## TASK MATERIAL
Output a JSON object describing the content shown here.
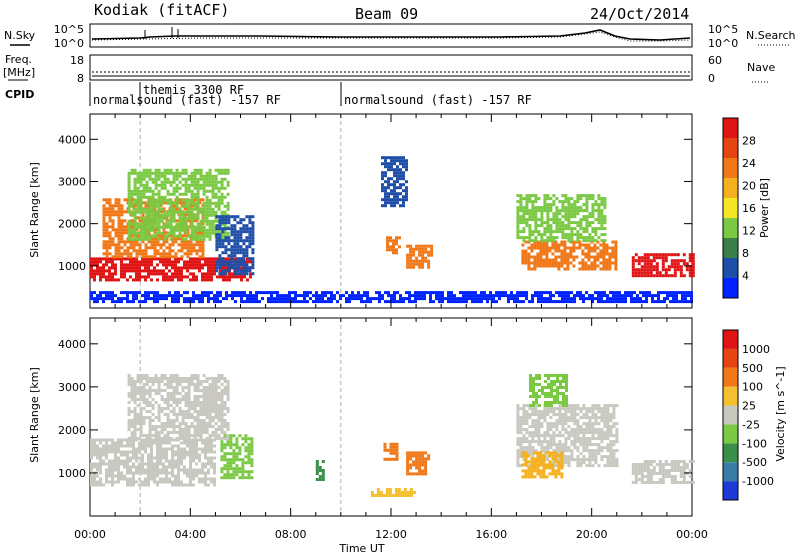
{
  "header": {
    "station": "Kodiak (fitACF)",
    "beam": "Beam 09",
    "date": "24/Oct/2014"
  },
  "top_panels": {
    "nsky_label": "N.Sky",
    "nsearch_label": "N.Search",
    "noise_ticks_left": [
      "10^5",
      "10^0"
    ],
    "noise_ticks_right": [
      "10^5",
      "10^0"
    ],
    "freq_label_1": "Freq.",
    "freq_label_2": "[MHz]",
    "freq_ticks": [
      "18",
      "8"
    ],
    "nave_label": "Nave",
    "nave_ticks": [
      "60",
      "0"
    ],
    "cpid_label": "CPID",
    "cpid_entries": [
      {
        "text": "normalsound (fast) -157 RF",
        "start_hour": 0
      },
      {
        "text": "themis 3300 RF",
        "start_hour": 2
      },
      {
        "text": "normalsound (fast) -157 RF",
        "start_hour": 10
      }
    ]
  },
  "power_colorbar": {
    "title": "Power [dB]",
    "ticks": [
      "28",
      "24",
      "20",
      "16",
      "12",
      "8",
      "4"
    ],
    "colors": [
      "#0022ff",
      "#1f4ea8",
      "#3a7f4a",
      "#7ac943",
      "#f5e625",
      "#f5b01e",
      "#f07818",
      "#e64512",
      "#e01414"
    ]
  },
  "velocity_colorbar": {
    "title": "Velocity [m s^-1]",
    "ticks": [
      "1000",
      "500",
      "100",
      "25",
      "-25",
      "-100",
      "-500",
      "-1000"
    ],
    "colors": [
      "#1e3ad6",
      "#3a7ea8",
      "#3a8f4a",
      "#7ac943",
      "#c8c8c0",
      "#f5c030",
      "#f07818",
      "#e64512",
      "#e01414"
    ]
  },
  "chart_data": [
    {
      "type": "heatmap",
      "name": "power",
      "ylabel": "Slant Range [km]",
      "xlabel": "Time UT",
      "ylim": [
        0,
        4600
      ],
      "xlim_hours": [
        0,
        24
      ],
      "yticks": [
        "4000",
        "3000",
        "2000",
        "1000"
      ],
      "xticks": [
        "00:00",
        "04:00",
        "08:00",
        "12:00",
        "16:00",
        "20:00",
        "00:00"
      ],
      "dashed_lines_hours": [
        2,
        10
      ],
      "echo_regions": [
        {
          "t0": 0.0,
          "t1": 6.4,
          "r0": 700,
          "r1": 1200,
          "color": "#e01414"
        },
        {
          "t0": 0.5,
          "t1": 4.5,
          "r0": 1200,
          "r1": 2600,
          "color": "#f07818"
        },
        {
          "t0": 1.5,
          "t1": 5.5,
          "r0": 1600,
          "r1": 3300,
          "color": "#7ac943"
        },
        {
          "t0": 5.0,
          "t1": 6.5,
          "r0": 800,
          "r1": 2200,
          "color": "#1f4ea8"
        },
        {
          "t0": 11.6,
          "t1": 12.6,
          "r0": 2400,
          "r1": 3600,
          "color": "#1f4ea8"
        },
        {
          "t0": 11.8,
          "t1": 12.3,
          "r0": 1300,
          "r1": 1700,
          "color": "#f07818"
        },
        {
          "t0": 12.6,
          "t1": 13.6,
          "r0": 1000,
          "r1": 1500,
          "color": "#f07818"
        },
        {
          "t0": 17.2,
          "t1": 21.0,
          "r0": 900,
          "r1": 1600,
          "color": "#f07818"
        },
        {
          "t0": 17.0,
          "t1": 20.5,
          "r0": 1600,
          "r1": 2700,
          "color": "#7ac943"
        },
        {
          "t0": 21.6,
          "t1": 24.0,
          "r0": 800,
          "r1": 1300,
          "color": "#e01414"
        },
        {
          "t0": 0.0,
          "t1": 24.0,
          "r0": 150,
          "r1": 400,
          "color": "#0022ff"
        }
      ]
    },
    {
      "type": "heatmap",
      "name": "velocity",
      "ylabel": "Slant Range [km]",
      "xlabel": "Time UT",
      "ylim": [
        0,
        4600
      ],
      "xlim_hours": [
        0,
        24
      ],
      "yticks": [
        "4000",
        "3000",
        "2000",
        "1000"
      ],
      "xticks": [
        "00:00",
        "04:00",
        "08:00",
        "12:00",
        "16:00",
        "20:00",
        "00:00"
      ],
      "dashed_lines_hours": [
        2,
        10
      ],
      "echo_regions": [
        {
          "t0": 0.0,
          "t1": 5.0,
          "r0": 700,
          "r1": 1800,
          "color": "#c8c8c0"
        },
        {
          "t0": 1.5,
          "t1": 5.5,
          "r0": 1800,
          "r1": 3300,
          "color": "#c8c8c0"
        },
        {
          "t0": 5.2,
          "t1": 6.5,
          "r0": 900,
          "r1": 1900,
          "color": "#7ac943"
        },
        {
          "t0": 9.0,
          "t1": 9.3,
          "r0": 850,
          "r1": 1300,
          "color": "#3a8f4a"
        },
        {
          "t0": 11.7,
          "t1": 12.2,
          "r0": 1300,
          "r1": 1700,
          "color": "#f07818"
        },
        {
          "t0": 12.6,
          "t1": 13.5,
          "r0": 1000,
          "r1": 1500,
          "color": "#f07818"
        },
        {
          "t0": 11.2,
          "t1": 12.9,
          "r0": 500,
          "r1": 650,
          "color": "#f5c030"
        },
        {
          "t0": 17.0,
          "t1": 21.0,
          "r0": 1200,
          "r1": 2600,
          "color": "#c8c8c0"
        },
        {
          "t0": 17.2,
          "t1": 18.8,
          "r0": 900,
          "r1": 1500,
          "color": "#f5b01e"
        },
        {
          "t0": 17.5,
          "t1": 19.0,
          "r0": 2600,
          "r1": 3300,
          "color": "#7ac943"
        },
        {
          "t0": 21.6,
          "t1": 24.0,
          "r0": 800,
          "r1": 1300,
          "color": "#c8c8c0"
        }
      ]
    }
  ]
}
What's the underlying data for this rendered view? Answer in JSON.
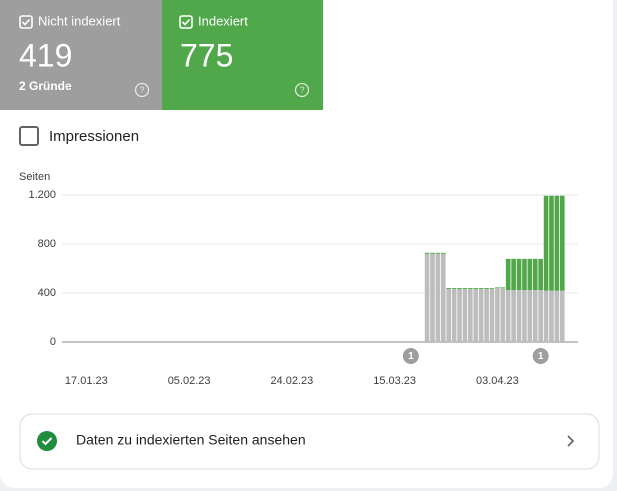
{
  "cards": [
    {
      "title": "Nicht indexiert",
      "value": "419",
      "note": "2 Gründe"
    },
    {
      "title": "Indexiert",
      "value": "775"
    }
  ],
  "impressions": "Impressionen",
  "button": "Daten zu indexierten Seiten ansehen",
  "chart_data": {
    "type": "bar",
    "stacked": true,
    "ylabel": "Seiten",
    "ylim": [
      0,
      1200
    ],
    "yticks": [
      0,
      400,
      800,
      {
        "value": 1200,
        "label": "1.200"
      }
    ],
    "grid": true,
    "categories": [
      null,
      null,
      null,
      null,
      "17.01.23",
      null,
      null,
      null,
      null,
      null,
      null,
      null,
      null,
      null,
      null,
      null,
      null,
      null,
      null,
      null,
      null,
      null,
      null,
      "05.02.23",
      null,
      null,
      null,
      null,
      null,
      null,
      null,
      null,
      null,
      null,
      null,
      null,
      null,
      null,
      null,
      null,
      null,
      null,
      "24.02.23",
      null,
      null,
      null,
      null,
      null,
      null,
      null,
      null,
      null,
      null,
      null,
      null,
      null,
      null,
      null,
      null,
      null,
      null,
      "15.03.23",
      null,
      null,
      null,
      null,
      null,
      null,
      null,
      null,
      null,
      null,
      null,
      null,
      null,
      null,
      null,
      null,
      null,
      null,
      "03.04.23",
      null,
      null,
      null,
      null,
      null,
      null,
      null,
      null,
      null,
      null,
      null,
      null
    ],
    "series": [
      {
        "name": "Nicht indexiert",
        "color": "#bdbdbd",
        "values": [
          null,
          null,
          null,
          null,
          null,
          null,
          null,
          null,
          null,
          null,
          null,
          null,
          null,
          null,
          null,
          null,
          null,
          null,
          null,
          null,
          null,
          null,
          null,
          null,
          null,
          null,
          null,
          null,
          null,
          null,
          null,
          null,
          null,
          null,
          null,
          null,
          null,
          null,
          null,
          null,
          null,
          null,
          null,
          null,
          null,
          null,
          null,
          null,
          null,
          null,
          null,
          null,
          null,
          null,
          null,
          null,
          null,
          null,
          null,
          null,
          null,
          null,
          null,
          null,
          null,
          null,
          null,
          720,
          720,
          720,
          720,
          432,
          432,
          432,
          432,
          432,
          432,
          432,
          432,
          435,
          440,
          440,
          424,
          424,
          424,
          424,
          424,
          424,
          424,
          419,
          419,
          419,
          419
        ]
      },
      {
        "name": "Indexiert",
        "color": "#51a84a",
        "values": [
          null,
          null,
          null,
          null,
          null,
          null,
          null,
          null,
          null,
          null,
          null,
          null,
          null,
          null,
          null,
          null,
          null,
          null,
          null,
          null,
          null,
          null,
          null,
          null,
          null,
          null,
          null,
          null,
          null,
          null,
          null,
          null,
          null,
          null,
          null,
          null,
          null,
          null,
          null,
          null,
          null,
          null,
          null,
          null,
          null,
          null,
          null,
          null,
          null,
          null,
          null,
          null,
          null,
          null,
          null,
          null,
          null,
          null,
          null,
          null,
          null,
          null,
          null,
          null,
          null,
          null,
          null,
          8,
          8,
          8,
          8,
          8,
          8,
          8,
          8,
          8,
          8,
          8,
          8,
          6,
          6,
          6,
          255,
          255,
          255,
          255,
          255,
          255,
          255,
          775,
          775,
          775,
          775
        ]
      }
    ],
    "annotations": [
      {
        "label": "1",
        "at": 64
      },
      {
        "label": "1",
        "at": 88
      }
    ]
  }
}
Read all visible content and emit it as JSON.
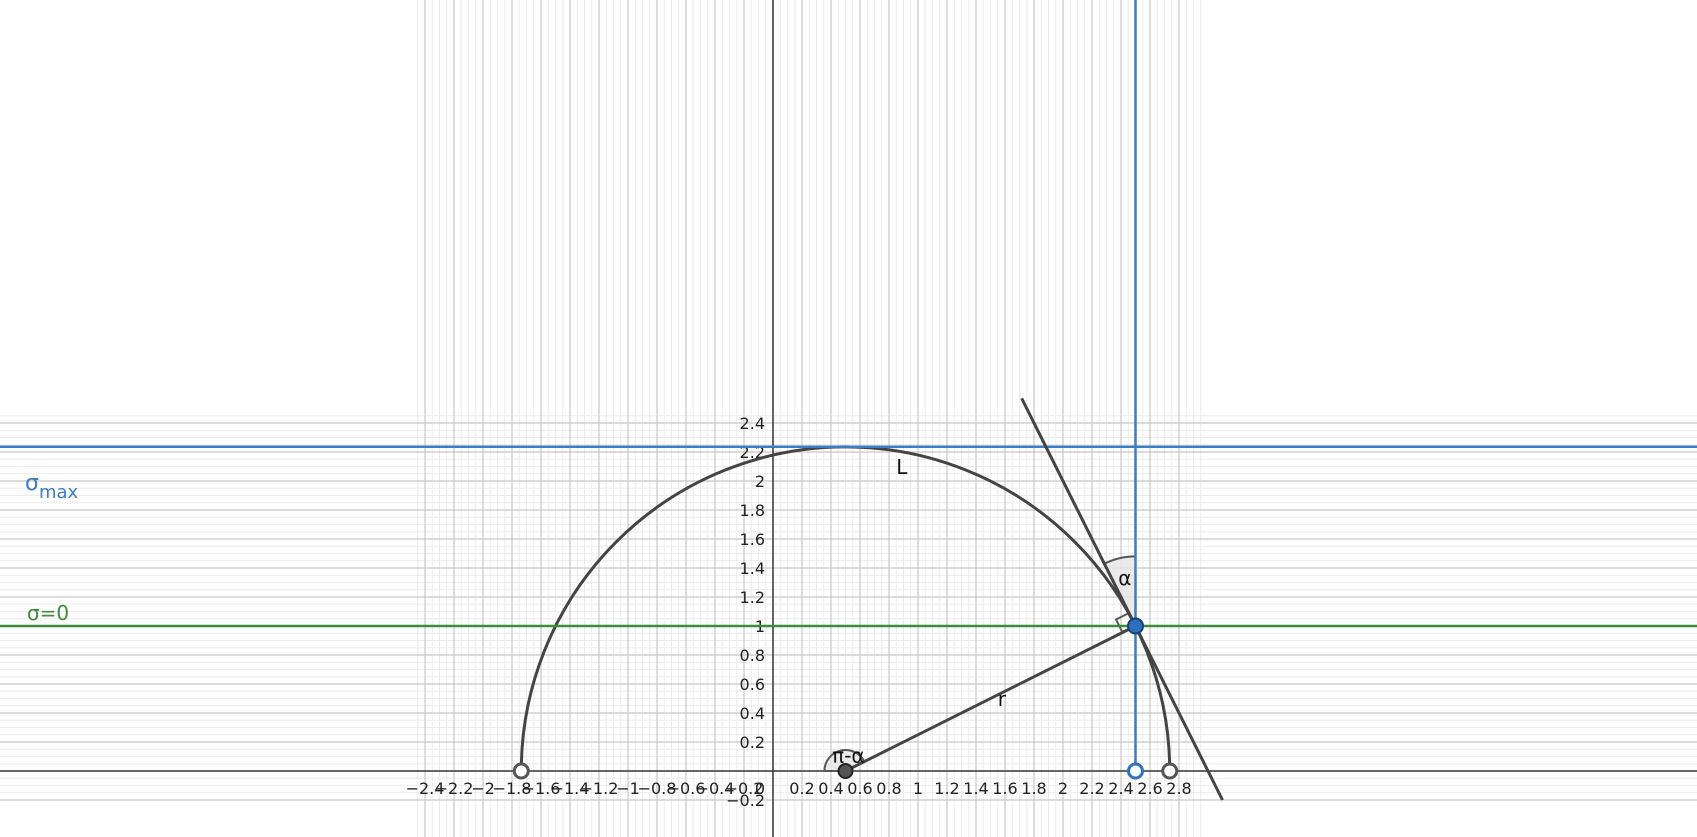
{
  "chart_data": {
    "type": "diagram",
    "x_range": [
      -2.47,
      2.97
    ],
    "y_range": [
      -0.2,
      2.47
    ],
    "grid": true,
    "x_ticks": [
      {
        "v": -2.4,
        "t": "−2.4"
      },
      {
        "v": -2.2,
        "t": "−2.2"
      },
      {
        "v": -2,
        "t": "−2"
      },
      {
        "v": -1.8,
        "t": "−1.8"
      },
      {
        "v": -1.6,
        "t": "−1.6"
      },
      {
        "v": -1.4,
        "t": "−1.4"
      },
      {
        "v": -1.2,
        "t": "−1.2"
      },
      {
        "v": -1,
        "t": "−1"
      },
      {
        "v": -0.8,
        "t": "−0.8"
      },
      {
        "v": -0.6,
        "t": "−0.6"
      },
      {
        "v": -0.4,
        "t": "−0.4"
      },
      {
        "v": -0.2,
        "t": "−0.2"
      },
      {
        "v": 0.2,
        "t": "0.2"
      },
      {
        "v": 0.4,
        "t": "0.4"
      },
      {
        "v": 0.6,
        "t": "0.6"
      },
      {
        "v": 0.8,
        "t": "0.8"
      },
      {
        "v": 1,
        "t": "1"
      },
      {
        "v": 1.2,
        "t": "1.2"
      },
      {
        "v": 1.4,
        "t": "1.4"
      },
      {
        "v": 1.6,
        "t": "1.6"
      },
      {
        "v": 1.8,
        "t": "1.8"
      },
      {
        "v": 2,
        "t": "2"
      },
      {
        "v": 2.2,
        "t": "2.2"
      },
      {
        "v": 2.4,
        "t": "2.4"
      },
      {
        "v": 2.6,
        "t": "2.6"
      },
      {
        "v": 2.8,
        "t": "2.8"
      }
    ],
    "y_ticks": [
      {
        "v": -0.2,
        "t": "−0.2"
      },
      {
        "v": 0.2,
        "t": "0.2"
      },
      {
        "v": 0.4,
        "t": "0.4"
      },
      {
        "v": 0.6,
        "t": "0.6"
      },
      {
        "v": 0.8,
        "t": "0.8"
      },
      {
        "v": 1,
        "t": "1"
      },
      {
        "v": 1.2,
        "t": "1.2"
      },
      {
        "v": 1.4,
        "t": "1.4"
      },
      {
        "v": 1.6,
        "t": "1.6"
      },
      {
        "v": 1.8,
        "t": "1.8"
      },
      {
        "v": 2,
        "t": "2"
      },
      {
        "v": 2.2,
        "t": "2.2"
      },
      {
        "v": 2.4,
        "t": "2.4"
      }
    ],
    "origin_label": "0",
    "sigma_max": {
      "y": 2.236,
      "label_main": "σ",
      "label_sub": "max",
      "color": "#3b7dc4"
    },
    "sigma_zero": {
      "y": 1,
      "label": "σ=0",
      "color": "#3d8b3d"
    },
    "vertical_line": {
      "x": 2.5,
      "color": "#3b7dc4"
    },
    "semicircle": {
      "cx": 0.5,
      "cy": 0,
      "r": 2.236,
      "label": "L",
      "label_at": [
        0.85,
        2.05
      ],
      "color": "#444444"
    },
    "tangent_line": {
      "through": [
        2.5,
        1
      ],
      "slope": -2,
      "color": "#444444"
    },
    "radius_segment": {
      "from": [
        0.5,
        0
      ],
      "to": [
        2.5,
        1
      ],
      "label": "r",
      "label_at": [
        1.55,
        0.45
      ]
    },
    "angle_alpha": {
      "label": "α"
    },
    "angle_pi_minus_alpha": {
      "label": "π-α"
    },
    "points": [
      {
        "name": "center-point",
        "x": 0.5,
        "y": 0,
        "style": "filled-dark"
      },
      {
        "name": "tangent-point",
        "x": 2.5,
        "y": 1,
        "style": "filled-blue"
      },
      {
        "name": "left-endpoint",
        "x": -1.736,
        "y": 0,
        "style": "hollow-dark"
      },
      {
        "name": "right-endpoint",
        "x": 2.736,
        "y": 0,
        "style": "hollow-dark"
      },
      {
        "name": "axis-marker",
        "x": 2.5,
        "y": 0,
        "style": "hollow-blue"
      }
    ]
  }
}
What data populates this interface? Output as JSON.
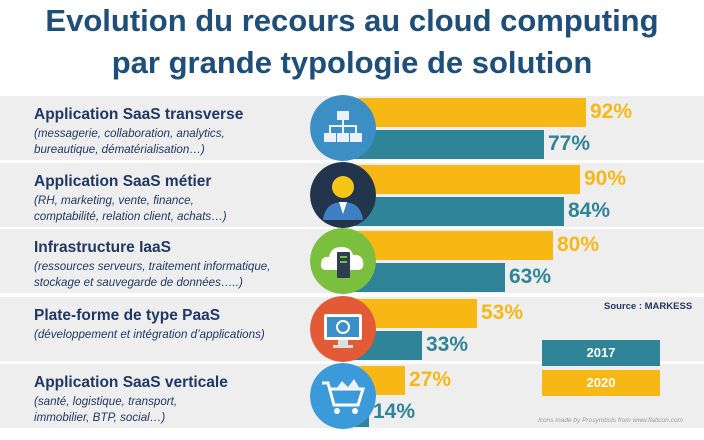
{
  "title_line1": "Evolution du recours au cloud computing",
  "title_line2": "par grande typologie de solution",
  "colors": {
    "year2020": "#f7b816",
    "year2017": "#2f8497",
    "title": "#1f4e79"
  },
  "chart_data": {
    "type": "bar",
    "orientation": "horizontal",
    "categories": [
      "Application SaaS transverse",
      "Application SaaS métier",
      "Infrastructure IaaS",
      "Plate-forme de type PaaS",
      "Application SaaS verticale"
    ],
    "series": [
      {
        "name": "2020",
        "values": [
          92,
          90,
          80,
          53,
          27
        ],
        "labels": [
          "92%",
          "90%",
          "80%",
          "53%",
          "27%"
        ]
      },
      {
        "name": "2017",
        "values": [
          77,
          84,
          63,
          33,
          14
        ],
        "labels": [
          "77%",
          "84%",
          "63%",
          "33%",
          "14%"
        ]
      }
    ],
    "xlim": [
      0,
      100
    ],
    "legend_position": "bottom-right"
  },
  "rows": [
    {
      "name": "Application SaaS transverse",
      "desc1": "(messagerie, collaboration, analytics,",
      "desc2": "bureautique, dématérialisation…)",
      "icon": "network-icon"
    },
    {
      "name": "Application SaaS métier",
      "desc1": "(RH, marketing, vente, finance,",
      "desc2": "comptabilité, relation client, achats…)",
      "icon": "business-person-icon"
    },
    {
      "name": "Infrastructure IaaS",
      "desc1": "(ressources serveurs, traitement informatique,",
      "desc2": "stockage et sauvegarde de données…..)",
      "icon": "cloud-server-icon"
    },
    {
      "name": "Plate-forme de type PaaS",
      "desc1": "(développement et intégration d’applications)",
      "desc2": "",
      "icon": "monitor-icon"
    },
    {
      "name": "Application SaaS verticale",
      "desc1": "(santé, logistique, transport,",
      "desc2": "immobilier, BTP, social…)",
      "icon": "shopping-cart-icon"
    }
  ],
  "legend": {
    "label2017": "2017",
    "label2020": "2020"
  },
  "source": "Source : MARKESS",
  "credit": "Icons made by Prosymbols from www.flaticon.com"
}
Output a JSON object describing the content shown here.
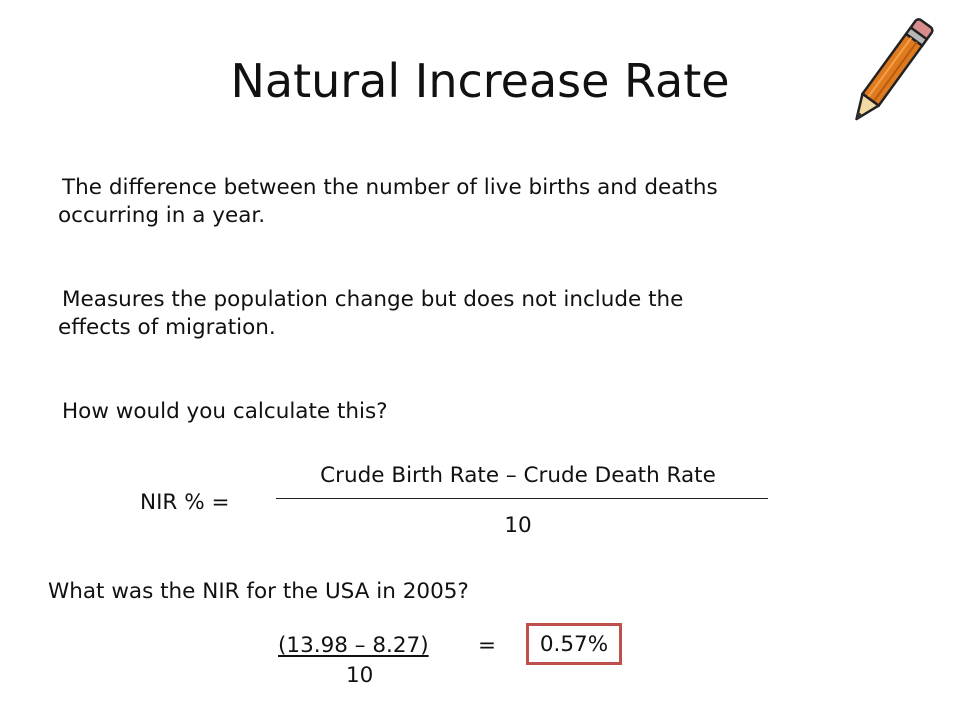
{
  "slide": {
    "title": "Natural Increase Rate",
    "paragraphs": [
      {
        "line1": "The difference between the number of live births and deaths",
        "line2": "occurring in a year."
      },
      {
        "line1": "Measures the population change but does not include the",
        "line2": "effects of migration."
      },
      {
        "line1": "How would you calculate this?"
      }
    ],
    "formula": {
      "label": "NIR % =",
      "numerator": "Crude Birth Rate – Crude Death Rate",
      "denominator": "10"
    },
    "question": "What was the NIR for the USA in 2005?",
    "calculation": {
      "numerator": "(13.98 – 8.27)",
      "equals": "=",
      "denominator": "10",
      "answer": "0.57%"
    },
    "colors": {
      "answer_border": "#c0504d",
      "pencil_body": "#e07a1f",
      "pencil_tip": "#f3d9a4"
    },
    "icons": {
      "decoration": "pencil-icon"
    }
  }
}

## WHAT YOU ARE ASKED TO DO
Filter the records above and return every line that holds the word "style".

## EXERCISE OUTPUT
        "style": "filled-dark"
        "style": "filled-blue"
        "style": "hollow-dark"
        "style": "hollow-dark"
        "style": "hollow-blue"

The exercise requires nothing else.